- **WRITTEN TASK**: What follows is a set of entries. Repeat them exactly, but not their pictures.

- **Some records**:
^^^^^^^^

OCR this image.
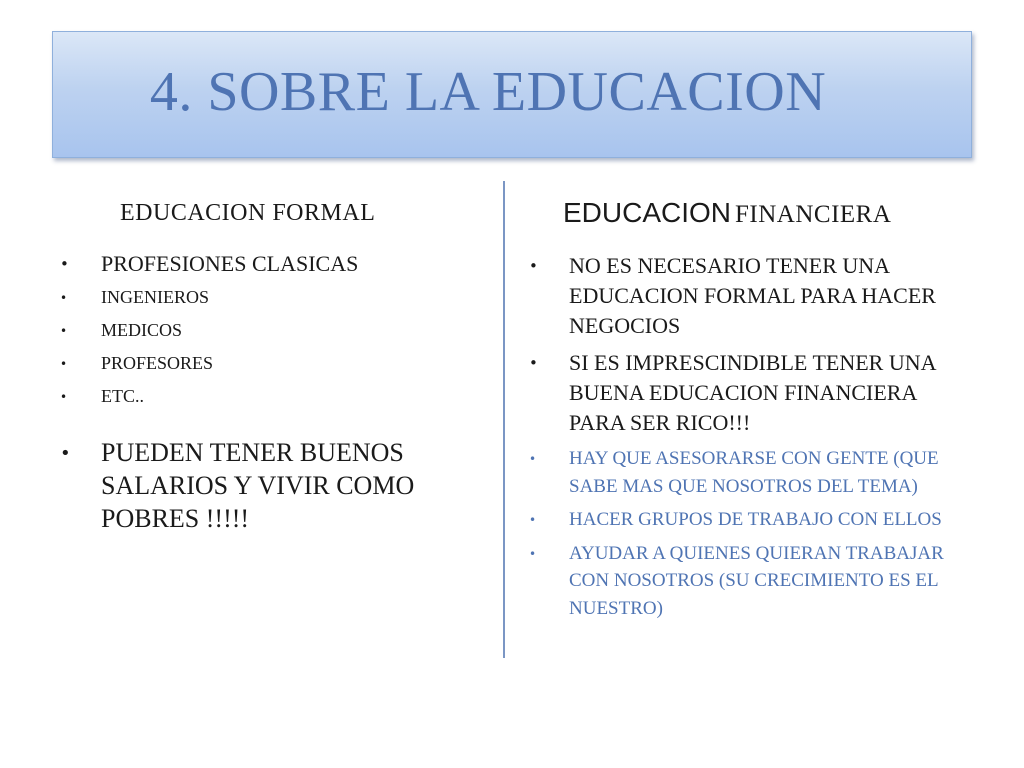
4. SOBRE LA EDUCACION
EDUCACION FORMAL	EDUCACION FINANCIERA
• PROFESIONES CLASICAS
• INGENIEROS
• MEDICOS
• PROFESORES
• ETC..
• PUEDEN TENER BUENOS SALARIOS Y VIVIR COMO POBRES !!!!!
• NO ES NECESARIO TENER UNA EDUCACION FORMAL PARA HACER NEGOCIOS
• SI ES IMPRESCINDIBLE TENER UNA BUENA EDUCACION FINANCIERA PARA SER RICO!!!
• HAY QUE ASESORARSE CON GENTE (QUE SABE MAS QUE NOSOTROS DEL TEMA)
• HACER GRUPOS DE TRABAJO CON ELLOS
• AYUDAR A QUIENES QUIERAN TRABAJAR CON NOSOTROS (SU CRECIMIENTO ES EL NUESTRO)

^^^^^^^^

- **FINAL ANSWER**:
OCR this image.
4. SOBRE LA EDUCACION
EDUCACION FORMAL	EDUCACION FINANCIERA
• PROFESIONES CLASICAS
• INGENIEROS
• MEDICOS
• PROFESORES
• ETC..
• PUEDEN TENER BUENOS SALARIOS Y VIVIR COMO POBRES !!!!!
• NO ES NECESARIO TENER UNA EDUCACION FORMAL PARA HACER NEGOCIOS
• SI ES IMPRESCINDIBLE TENER UNA BUENA EDUCACION FINANCIERA PARA SER RICO!!!
• HAY QUE ASESORARSE CON GENTE (QUE SABE MAS QUE NOSOTROS DEL TEMA)
• HACER GRUPOS DE TRABAJO CON ELLOS
• AYUDAR A QUIENES QUIERAN TRABAJAR CON NOSOTROS (SU CRECIMIENTO ES EL NUESTRO)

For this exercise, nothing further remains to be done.